### TEXTO DADO

_ _ _ _ _ _ _

Allí se realizaba desde hacía unos años un Festival de Poesía de escasa trascendencia, que reunía a los desorientados habitantes en un escenario improvisado en el parque central donde poderosos parlantes emitían las intervenciones de los autores invitados, que podían ser escuchadas en todo el pueblo e incluso en algunas montañas vecinas por integrantes de un frente guerrillero anclado en aquel territorio, que disfrutaba de estas populares ceremonias, a tal punto que en alguna ocasión, un comandante conmovido con la palabra de un poeta febril, ordenó raptarlo durante una noche para gozar de una lectura exhaustiva de su obra. 
Solidarizados con la idea de inmediato le escribimos una carta a varias manos a Alfredo Silva, famoso por su cultura exquisita y por unos ademanes que no los tenía ni el más refinado del clan de los Guermantes descrito por Proust, dándole numerosos detalles de la extravagante invitación a ese sitio exótico, donde se le rendiría un homenaje binacional. La respuesta no se hizo esperar y para nuestro asombro fue afirmativa. El prestigioso traductor de Edmond Vandercamen, Andrée Chedid, Georges Schehadé y Francis Ponge, entre otros, asistiría al Valle de Upar y a San Diego con su esposa Sonia Sonoja, la bailarina que introdujo la danza moderna a Venezuela.
La planeación del evento sufrió los esperados contratiempos inherentes al reino del realismo mágico pero logró avanzar de una forma que no dejaba de sorprendernos. Varios poetas venezolanos que habitaban en Caracas (Benito Mieses, Hermes Vargas, Leonardo Luzón) y en Mérida (Stephen Marsh, Manuel Esteban González, Eduardo Rivero, Gregory Zambrano...) decidieron acompañarlo en el anunciado homenaje. 
El día anterior a la inauguración del Festival todos teníamos cita en San Diego, Cesar, en un restaurante silvestre donde se prodigaba licor a la horda poética que iba llegando en pequeños grupos desde el vecino país a recibir su primera lección de vallenato clásico. Casi al atardecer arribó Silva Estrada y durante la larga reunión seguirían apareciendo por la devastada puerta de madera otros de los doce poetas venezolanos que se congregarían en ese inusual paisaje para rendirle culto a una palabra poética de ecos abigarrados y gran complejidad formal. Cuando el grupo estaba completo y los invitados instalados en elementales hoteles de paso, Hernando Socarrás guió a toda la comitiva por calles oscuras y polvorientas hasta una amplia casa donde un misterioso personaje aguardaba para la celebración. Mientras Alfredo Silva refería anécdotas de sus encuentros con poetas tan inalcanzables como Bonnefoy, comenzamos a escuchar el sonido de un acordeón que atravesaba la noche.

_ _ _ _ _ _ _

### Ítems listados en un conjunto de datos
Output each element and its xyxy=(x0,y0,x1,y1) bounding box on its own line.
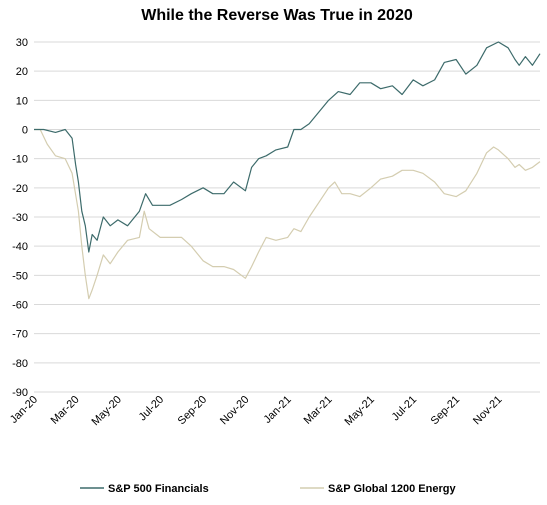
y-tick-label: -60 xyxy=(12,300,28,312)
y-tick-label: 30 xyxy=(16,37,28,49)
y-tick-label: 10 xyxy=(16,95,28,107)
y-tick-label: -90 xyxy=(12,387,28,399)
x-tick-label: Jul-20 xyxy=(137,394,167,424)
x-tick-label: Mar-20 xyxy=(49,394,82,427)
y-tick-label: -70 xyxy=(12,329,28,341)
legend: S&P 500 Financials S&P Global 1200 Energy xyxy=(80,483,456,495)
x-tick-label: May-21 xyxy=(343,394,377,428)
x-tick-label: Mar-21 xyxy=(302,394,335,427)
y-tick-label: -30 xyxy=(12,212,28,224)
gridlines xyxy=(34,41,540,393)
y-tick-label: -80 xyxy=(12,358,28,370)
series-line-s-p-500-financials xyxy=(34,41,541,253)
x-tick-label: Nov-20 xyxy=(218,394,252,428)
y-tick-label: -50 xyxy=(12,270,28,282)
x-tick-label: Sep-21 xyxy=(429,394,463,428)
series-lines xyxy=(34,41,541,300)
y-tick-label: -20 xyxy=(12,183,28,195)
x-tick-label: May-20 xyxy=(90,394,124,428)
legend-label-s-p-global-1200-energy: S&P Global 1200 Energy xyxy=(328,483,456,495)
y-axis: 30 20 10 0 -10 -20 -30 -40 -50 -60 -70 -80 -90 xyxy=(12,37,28,399)
chart-title: While the Reverse Was True in 2020 xyxy=(141,7,413,24)
x-tick-label: Nov-21 xyxy=(471,394,505,428)
x-tick-label: Sep-20 xyxy=(176,394,210,428)
series-line-s-p-global-1200-energy xyxy=(34,128,541,300)
x-tick-label: Jul-21 xyxy=(390,394,420,424)
legend-label-s-p-500-financials: S&P 500 Financials xyxy=(108,483,209,495)
x-axis: Jan-20 Mar-20 May-20 Jul-20 Sep-20 Nov-20 Jan-… xyxy=(8,394,505,428)
y-tick-label: -40 xyxy=(12,241,28,253)
x-tick-label: Jan-21 xyxy=(262,394,294,426)
y-tick-label: 20 xyxy=(16,66,28,78)
y-tick-label: 0 xyxy=(22,125,28,137)
y-tick-label: -10 xyxy=(12,154,28,166)
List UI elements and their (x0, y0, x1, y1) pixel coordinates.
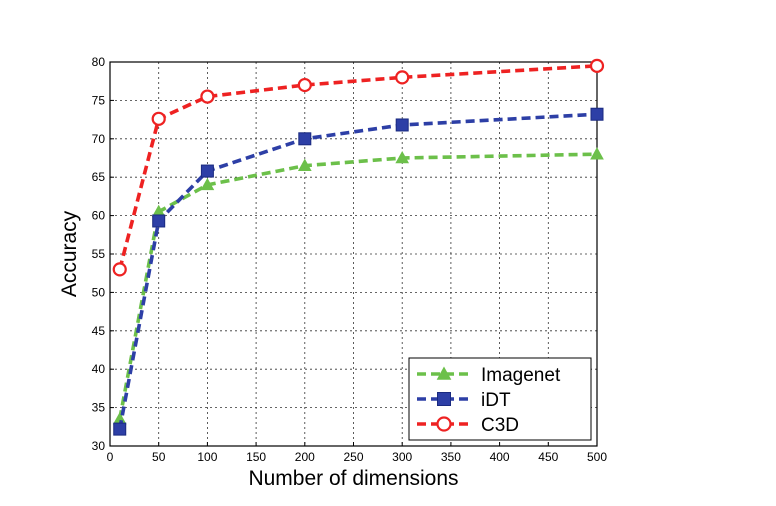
x-tick-label: 0 (107, 450, 114, 464)
data-point-c3d (200, 89, 215, 104)
y-tick-label: 80 (92, 55, 106, 69)
legend-item-idt: iDT (417, 390, 511, 411)
series-line-c3d (117, 64, 598, 270)
data-point-imagenet (395, 150, 410, 164)
data-point-idt (152, 214, 166, 228)
legend: Imagenet iDT C3D (408, 357, 592, 441)
data-point-c3d (395, 70, 410, 85)
data-point-imagenet (200, 177, 215, 191)
series (112, 58, 605, 436)
y-tick-label: 45 (92, 324, 106, 338)
y-tick-label: 40 (92, 362, 106, 376)
y-tick-label: 65 (92, 170, 106, 184)
data-point-imagenet (297, 158, 312, 171)
x-tick-label: 500 (587, 450, 607, 464)
x-tick-label: 100 (197, 450, 217, 464)
legend-label: iDT (481, 390, 511, 411)
legend-marker-circle (436, 416, 452, 432)
x-tick-label: 350 (441, 450, 461, 464)
y-tick-label: 75 (92, 93, 106, 107)
data-point-idt (113, 422, 127, 436)
x-tick-label: 250 (343, 450, 363, 464)
y-tick-label: 60 (92, 209, 106, 223)
y-tick-label: 35 (92, 401, 106, 415)
data-point-idt (590, 107, 604, 121)
series-line-idt (117, 112, 598, 430)
x-tick-label: 150 (246, 450, 266, 464)
x-tick-label: 200 (295, 450, 315, 464)
y-tick-label: 55 (92, 247, 106, 261)
data-point-c3d (589, 58, 605, 73)
x-tick-label: 450 (538, 450, 558, 464)
series-idt (113, 107, 604, 436)
legend-marker-square (437, 392, 451, 406)
x-tick-label: 300 (392, 450, 412, 464)
x-axis-label: Number of dimensions (248, 467, 458, 490)
data-point-idt (200, 164, 214, 178)
y-tick-label: 70 (92, 132, 106, 146)
x-tick-label: 50 (152, 450, 166, 464)
legend-item-imagenet: Imagenet (417, 365, 561, 386)
legend-label: Imagenet (481, 365, 561, 386)
y-tick-label: 30 (92, 439, 106, 453)
data-point-c3d (151, 111, 166, 126)
data-point-idt (395, 118, 409, 132)
axis-ticks: 0 50 100 150 200 250 300 350 400 450 500 30 35 40 45 50… (92, 55, 608, 464)
data-point-idt (298, 132, 312, 146)
data-point-imagenet (590, 147, 604, 160)
x-tick-label: 400 (490, 450, 510, 464)
legend-item-c3d: C3D (417, 415, 519, 436)
y-axis-label: Accuracy (58, 210, 81, 297)
legend-marker-triangle (436, 366, 452, 380)
y-tick-label: 50 (92, 285, 106, 299)
series-c3d (112, 58, 605, 277)
data-point-c3d (297, 77, 312, 93)
data-point-c3d (112, 262, 127, 277)
legend-label: C3D (481, 415, 519, 436)
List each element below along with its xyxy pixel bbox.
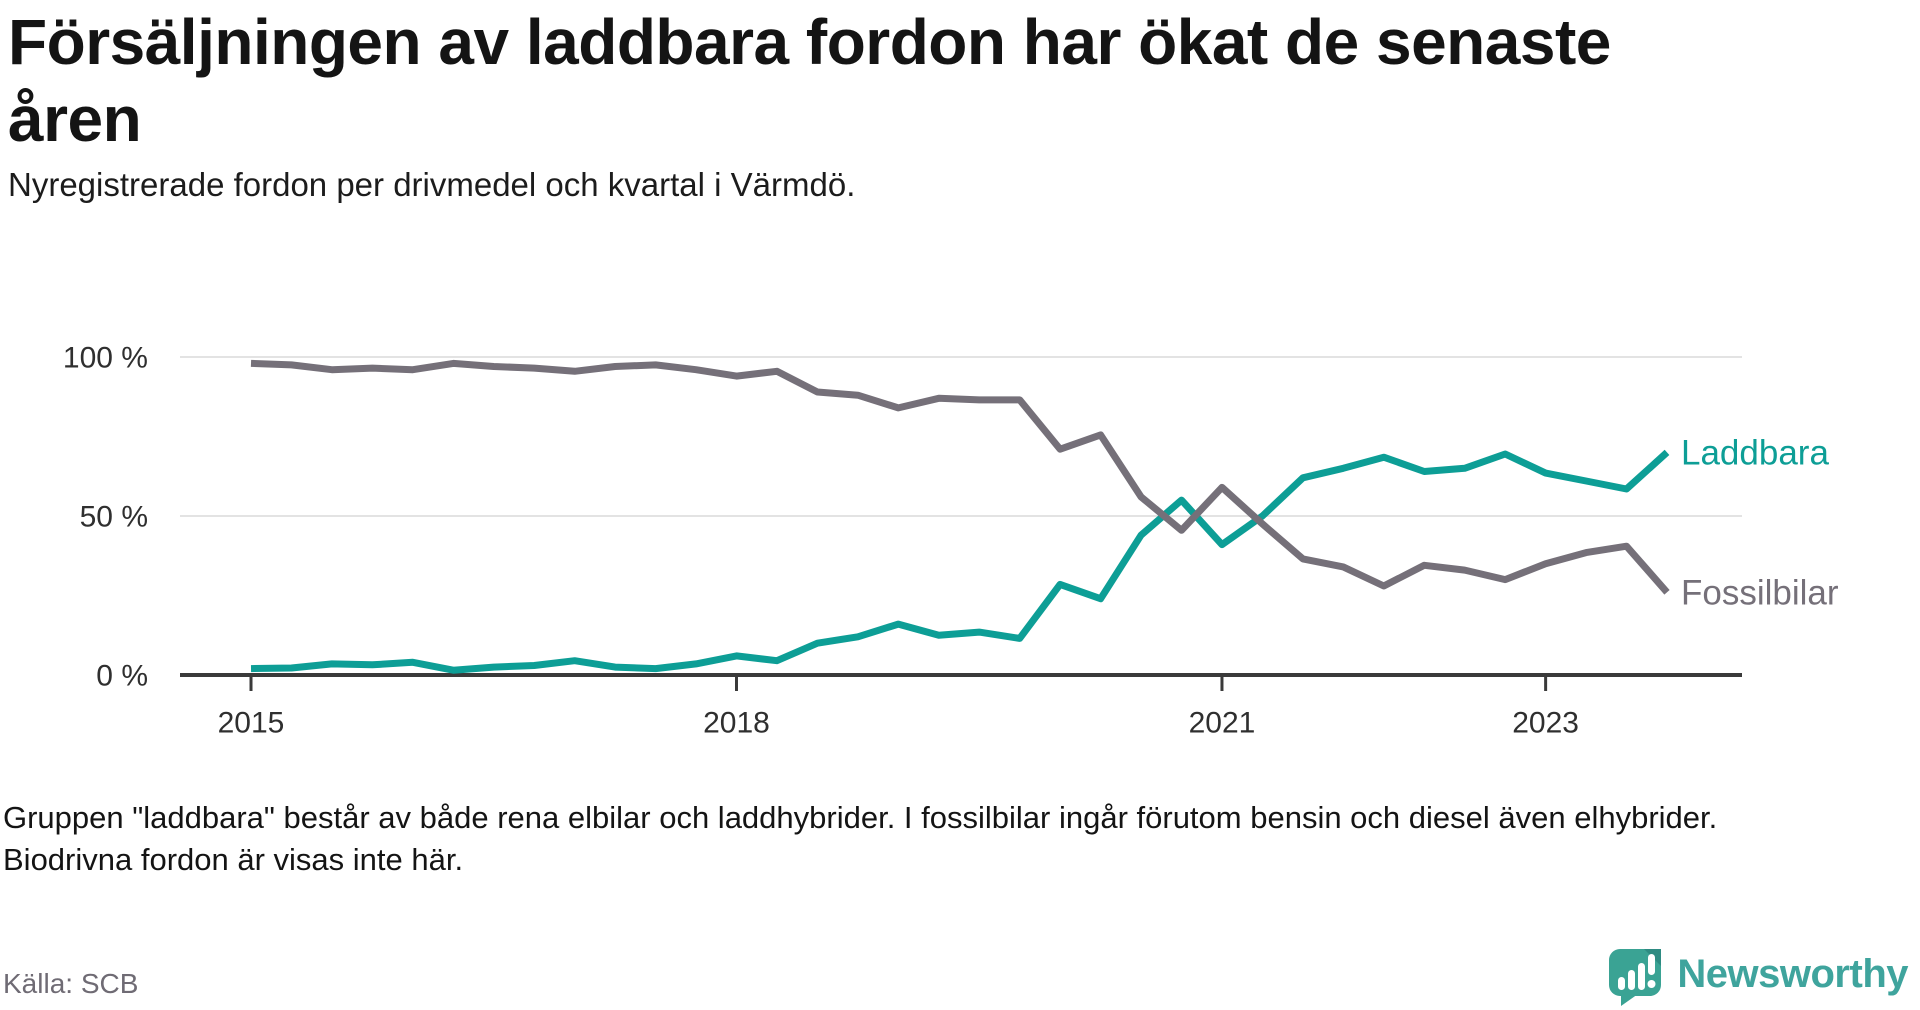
chart-footnote: Gruppen "laddbara" består av både rena e… <box>3 800 1718 877</box>
newsworthy-wordmark: Newsworthy <box>1677 951 1908 996</box>
logo-bar-1 <box>1618 977 1626 990</box>
y-tick-label-0: 0 % <box>96 660 148 693</box>
series-end-label-laddbara: Laddbara <box>1681 434 1829 473</box>
logo-exclamation-dot <box>1647 980 1656 988</box>
x-tick-label-2023: 2023 <box>1512 707 1579 740</box>
newsworthy-logo: Newsworthy <box>1609 942 1908 1006</box>
series-line-laddbara <box>250 449 1670 674</box>
y-tick-label-50: 50 % <box>80 501 148 534</box>
series-end-label-fossilbilar: Fossilbilar <box>1681 574 1839 613</box>
chart-subtitle: Nyregistrerade fordon per drivmedel och … <box>8 166 856 203</box>
newsworthy-logo-icon <box>1609 949 1662 1006</box>
logo-bar-2 <box>1628 970 1636 990</box>
chart-canvas: 0 % 50 % 100 % 2015 2018 2021 2023 Laddbara Foss… <box>63 342 1839 740</box>
chart-area: 0 % 50 % 100 % 2015 2018 2021 2023 Laddbara Foss… <box>0 280 1920 760</box>
series-line-fossilbilar <box>250 359 1670 595</box>
logo-speech-tail <box>1621 994 1639 1006</box>
chart-title: Försäljningen av laddbara fordon har öka… <box>8 6 1611 156</box>
y-tick-label-100: 100 % <box>63 342 148 375</box>
logo-exclamation-bar <box>1648 954 1656 975</box>
x-tick-label-2015: 2015 <box>218 707 285 740</box>
x-tick-label-2021: 2021 <box>1189 707 1256 740</box>
x-tick-label-2018: 2018 <box>703 707 770 740</box>
logo-bar-3 <box>1638 963 1646 990</box>
source-label: Källa: SCB <box>3 968 139 999</box>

_ _ _ _ _ _ _

Según el relato sobre el Festival de Poesía, ¿cuál era el nombre de la esposa de Alfredo Silva?

Sonia Sonoja.